▸ Request:
The entries below should be given again exactly, minus their pictures.

▸ Available records:
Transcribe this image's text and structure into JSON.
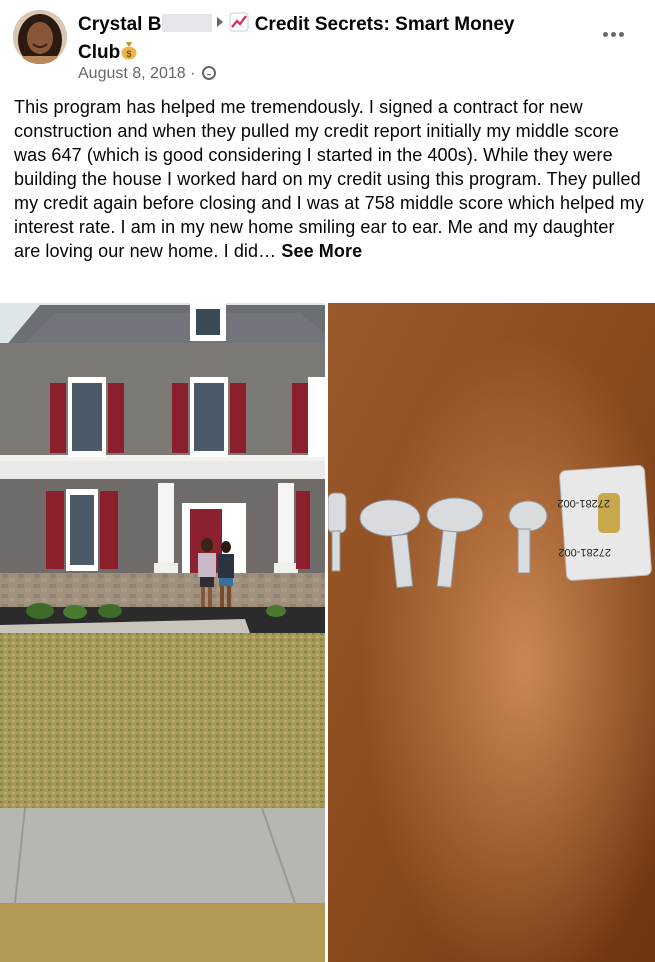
{
  "post": {
    "author_prefix": "Crystal B",
    "group_name": "Credit Secrets: Smart Money",
    "group_name_line2": "Club",
    "date": "August 8, 2018",
    "date_separator": "·",
    "privacy_icon": "globe-icon",
    "more_icon": "more-options-icon",
    "body": "This program has helped me tremendously. I signed a contract for new construction and when they pulled my credit report initially my middle score was 647 (which is good considering I started in the 400s). While they were building the house I worked hard on my credit using this program. They pulled my credit again before closing and I was at 758 middle score which helped my interest rate. I am in my new home smiling ear to ear. Me and my daughter are loving our new home. I did…",
    "see_more": "See More"
  },
  "photos": {
    "left_description_icon": "house-photo",
    "right_description_icon": "keys-photo"
  },
  "colors": {
    "text_primary": "#050505",
    "text_secondary": "#65676b",
    "redaction": "#e4e6eb"
  }
}
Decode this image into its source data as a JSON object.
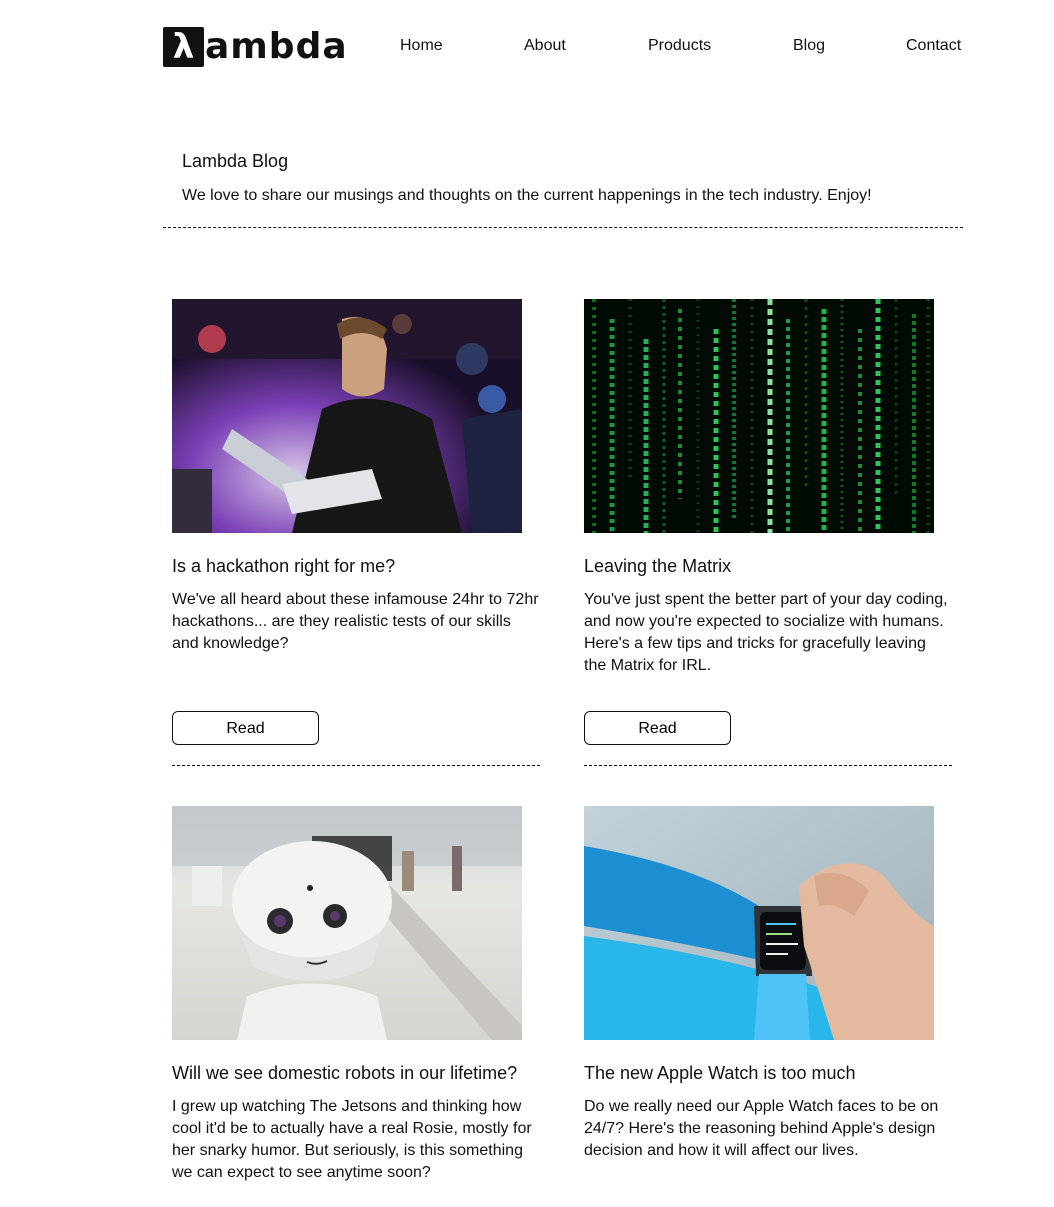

▸ Answer to this task:
Transcribe this image's text and structure into JSON.
{
  "post": {
    "author_prefix": "Crystal B",
    "group_name": "Credit Secrets: Smart Money",
    "group_name_line2": "Club",
    "date": "August 8, 2018",
    "date_separator": "·",
    "privacy_icon": "globe-icon",
    "more_icon": "more-options-icon",
    "body": "This program has helped me tremendously. I signed a contract for new construction and when they pulled my credit report initially my middle score was 647 (which is good considering I started in the 400s). While they were building the house I worked hard on my credit using this program. They pulled my credit again before closing and I was at 758 middle score which helped my interest rate. I am in my new home smiling ear to ear. Me and my daughter are loving our new home. I did…",
    "see_more": "See More"
  },
  "photos": {
    "left_description_icon": "house-photo",
    "right_description_icon": "keys-photo"
  },
  "colors": {
    "text_primary": "#050505",
    "text_secondary": "#65676b",
    "redaction": "#e4e6eb"
  }
}
Decode this image into its source data as a JSON object.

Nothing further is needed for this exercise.